### THE REQUEST
Scan the lines below for the word "Session". Copy each line you find it in.

### Figure data in JSON
* BEGIN *

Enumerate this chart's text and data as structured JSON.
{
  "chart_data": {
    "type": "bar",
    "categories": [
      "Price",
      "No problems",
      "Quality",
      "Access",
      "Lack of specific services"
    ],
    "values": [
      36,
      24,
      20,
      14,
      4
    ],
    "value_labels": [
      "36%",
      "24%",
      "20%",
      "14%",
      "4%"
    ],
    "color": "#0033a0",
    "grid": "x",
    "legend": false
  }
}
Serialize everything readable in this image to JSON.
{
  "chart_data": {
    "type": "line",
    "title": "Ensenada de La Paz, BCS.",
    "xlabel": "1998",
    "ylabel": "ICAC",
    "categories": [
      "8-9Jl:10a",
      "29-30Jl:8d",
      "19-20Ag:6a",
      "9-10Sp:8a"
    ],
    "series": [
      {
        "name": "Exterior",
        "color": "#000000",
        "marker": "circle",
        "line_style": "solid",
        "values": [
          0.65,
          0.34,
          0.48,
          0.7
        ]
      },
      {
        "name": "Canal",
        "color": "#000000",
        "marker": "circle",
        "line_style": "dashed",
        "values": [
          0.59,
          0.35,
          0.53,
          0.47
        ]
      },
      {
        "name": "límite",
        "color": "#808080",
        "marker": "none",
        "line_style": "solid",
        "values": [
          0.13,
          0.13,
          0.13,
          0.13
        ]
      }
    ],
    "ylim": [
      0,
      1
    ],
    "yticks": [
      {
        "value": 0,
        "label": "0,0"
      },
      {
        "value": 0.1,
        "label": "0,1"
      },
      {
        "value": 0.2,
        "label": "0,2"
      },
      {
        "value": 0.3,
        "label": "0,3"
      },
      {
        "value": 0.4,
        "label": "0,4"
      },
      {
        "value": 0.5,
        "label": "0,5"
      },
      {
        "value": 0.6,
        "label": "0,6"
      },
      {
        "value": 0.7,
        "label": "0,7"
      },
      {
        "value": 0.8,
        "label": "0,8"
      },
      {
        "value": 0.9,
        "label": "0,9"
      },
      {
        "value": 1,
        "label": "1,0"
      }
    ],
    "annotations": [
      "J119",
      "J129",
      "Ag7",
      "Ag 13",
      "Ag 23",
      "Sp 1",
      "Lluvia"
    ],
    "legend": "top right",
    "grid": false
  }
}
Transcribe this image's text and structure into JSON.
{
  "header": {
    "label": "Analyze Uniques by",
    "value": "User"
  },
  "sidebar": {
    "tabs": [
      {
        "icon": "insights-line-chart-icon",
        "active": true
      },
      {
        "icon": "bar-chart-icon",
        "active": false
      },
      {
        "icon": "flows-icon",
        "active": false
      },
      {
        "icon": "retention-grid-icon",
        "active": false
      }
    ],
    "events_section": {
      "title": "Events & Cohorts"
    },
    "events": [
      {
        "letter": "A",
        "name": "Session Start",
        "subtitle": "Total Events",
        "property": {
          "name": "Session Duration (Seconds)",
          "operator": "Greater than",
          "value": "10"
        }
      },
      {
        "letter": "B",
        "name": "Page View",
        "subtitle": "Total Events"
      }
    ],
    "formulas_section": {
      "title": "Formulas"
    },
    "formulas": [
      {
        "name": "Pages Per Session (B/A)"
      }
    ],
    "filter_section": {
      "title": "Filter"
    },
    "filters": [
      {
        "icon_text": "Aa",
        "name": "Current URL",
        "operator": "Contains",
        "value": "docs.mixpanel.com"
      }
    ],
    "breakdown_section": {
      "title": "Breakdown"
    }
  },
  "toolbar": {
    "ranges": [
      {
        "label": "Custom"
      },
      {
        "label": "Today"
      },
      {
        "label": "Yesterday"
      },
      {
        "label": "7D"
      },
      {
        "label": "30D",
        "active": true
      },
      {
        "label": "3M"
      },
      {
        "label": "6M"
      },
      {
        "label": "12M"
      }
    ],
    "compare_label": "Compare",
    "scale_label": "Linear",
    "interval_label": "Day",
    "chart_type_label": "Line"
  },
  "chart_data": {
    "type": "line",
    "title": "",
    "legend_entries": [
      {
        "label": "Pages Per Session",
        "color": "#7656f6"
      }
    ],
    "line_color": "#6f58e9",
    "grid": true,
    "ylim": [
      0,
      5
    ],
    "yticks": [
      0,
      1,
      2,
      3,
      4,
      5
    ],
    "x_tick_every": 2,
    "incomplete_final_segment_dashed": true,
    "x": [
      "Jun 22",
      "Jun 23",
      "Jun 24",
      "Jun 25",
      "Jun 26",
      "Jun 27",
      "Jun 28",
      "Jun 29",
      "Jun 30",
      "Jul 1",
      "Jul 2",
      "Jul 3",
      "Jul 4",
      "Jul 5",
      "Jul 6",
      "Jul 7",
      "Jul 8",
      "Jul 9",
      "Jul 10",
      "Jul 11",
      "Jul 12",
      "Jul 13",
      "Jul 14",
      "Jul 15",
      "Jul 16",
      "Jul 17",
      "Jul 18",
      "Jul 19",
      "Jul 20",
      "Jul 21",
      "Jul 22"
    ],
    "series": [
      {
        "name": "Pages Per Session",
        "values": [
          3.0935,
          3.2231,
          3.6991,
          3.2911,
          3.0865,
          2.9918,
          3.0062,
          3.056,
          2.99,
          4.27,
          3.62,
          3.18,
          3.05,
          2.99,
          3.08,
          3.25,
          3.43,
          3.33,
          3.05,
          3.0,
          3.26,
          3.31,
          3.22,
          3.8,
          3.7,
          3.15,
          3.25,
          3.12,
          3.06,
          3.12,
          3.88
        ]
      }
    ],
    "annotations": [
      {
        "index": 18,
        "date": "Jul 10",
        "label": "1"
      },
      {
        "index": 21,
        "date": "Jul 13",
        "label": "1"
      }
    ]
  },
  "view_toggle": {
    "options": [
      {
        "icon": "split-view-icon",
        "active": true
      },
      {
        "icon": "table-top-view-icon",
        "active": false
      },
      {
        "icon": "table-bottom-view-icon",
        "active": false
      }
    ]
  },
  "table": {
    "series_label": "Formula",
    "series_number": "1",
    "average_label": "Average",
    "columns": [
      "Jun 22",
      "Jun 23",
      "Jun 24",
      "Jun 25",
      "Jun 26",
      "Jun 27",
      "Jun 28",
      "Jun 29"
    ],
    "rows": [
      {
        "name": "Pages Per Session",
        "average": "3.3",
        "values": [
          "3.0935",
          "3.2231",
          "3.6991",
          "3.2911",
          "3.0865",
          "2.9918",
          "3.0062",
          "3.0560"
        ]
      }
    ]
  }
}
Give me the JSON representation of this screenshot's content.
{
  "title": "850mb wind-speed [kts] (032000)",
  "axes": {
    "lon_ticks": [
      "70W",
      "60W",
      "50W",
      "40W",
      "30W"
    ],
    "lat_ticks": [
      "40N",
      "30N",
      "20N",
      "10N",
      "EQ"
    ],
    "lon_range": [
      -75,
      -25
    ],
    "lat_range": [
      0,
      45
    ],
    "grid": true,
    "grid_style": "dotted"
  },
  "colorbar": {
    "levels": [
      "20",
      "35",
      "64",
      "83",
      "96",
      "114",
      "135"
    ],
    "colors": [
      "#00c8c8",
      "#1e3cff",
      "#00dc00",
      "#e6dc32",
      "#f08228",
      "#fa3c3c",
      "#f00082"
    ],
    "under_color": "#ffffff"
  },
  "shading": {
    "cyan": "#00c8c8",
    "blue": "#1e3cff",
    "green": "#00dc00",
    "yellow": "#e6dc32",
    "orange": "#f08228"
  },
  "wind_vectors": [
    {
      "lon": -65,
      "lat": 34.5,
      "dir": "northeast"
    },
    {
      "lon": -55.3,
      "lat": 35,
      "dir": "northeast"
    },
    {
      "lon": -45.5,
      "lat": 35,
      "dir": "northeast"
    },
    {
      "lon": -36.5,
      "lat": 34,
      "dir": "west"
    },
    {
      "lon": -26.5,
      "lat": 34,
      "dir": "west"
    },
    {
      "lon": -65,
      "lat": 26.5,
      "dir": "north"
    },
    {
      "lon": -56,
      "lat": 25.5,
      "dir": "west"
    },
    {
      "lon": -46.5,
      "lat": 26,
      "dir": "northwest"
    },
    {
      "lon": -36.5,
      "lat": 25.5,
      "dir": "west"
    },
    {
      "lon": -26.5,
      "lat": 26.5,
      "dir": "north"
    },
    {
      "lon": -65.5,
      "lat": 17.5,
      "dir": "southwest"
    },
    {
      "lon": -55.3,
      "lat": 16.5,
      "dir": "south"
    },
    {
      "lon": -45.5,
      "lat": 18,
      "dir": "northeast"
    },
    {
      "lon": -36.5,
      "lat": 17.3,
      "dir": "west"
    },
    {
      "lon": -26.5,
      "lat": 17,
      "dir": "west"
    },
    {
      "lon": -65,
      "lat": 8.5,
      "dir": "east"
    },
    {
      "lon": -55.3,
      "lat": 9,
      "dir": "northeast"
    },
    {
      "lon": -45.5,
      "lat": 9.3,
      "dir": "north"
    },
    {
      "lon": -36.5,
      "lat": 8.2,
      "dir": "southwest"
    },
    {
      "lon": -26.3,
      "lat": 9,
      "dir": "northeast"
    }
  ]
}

* END *

### TASK RESULT
        "name": "Session Start",
          "name": "Session Duration (Seconds)",
        "name": "Pages Per Session (B/A)"
        "label": "Pages Per Session",
        "name": "Pages Per Session",
        "name": "Pages Per Session",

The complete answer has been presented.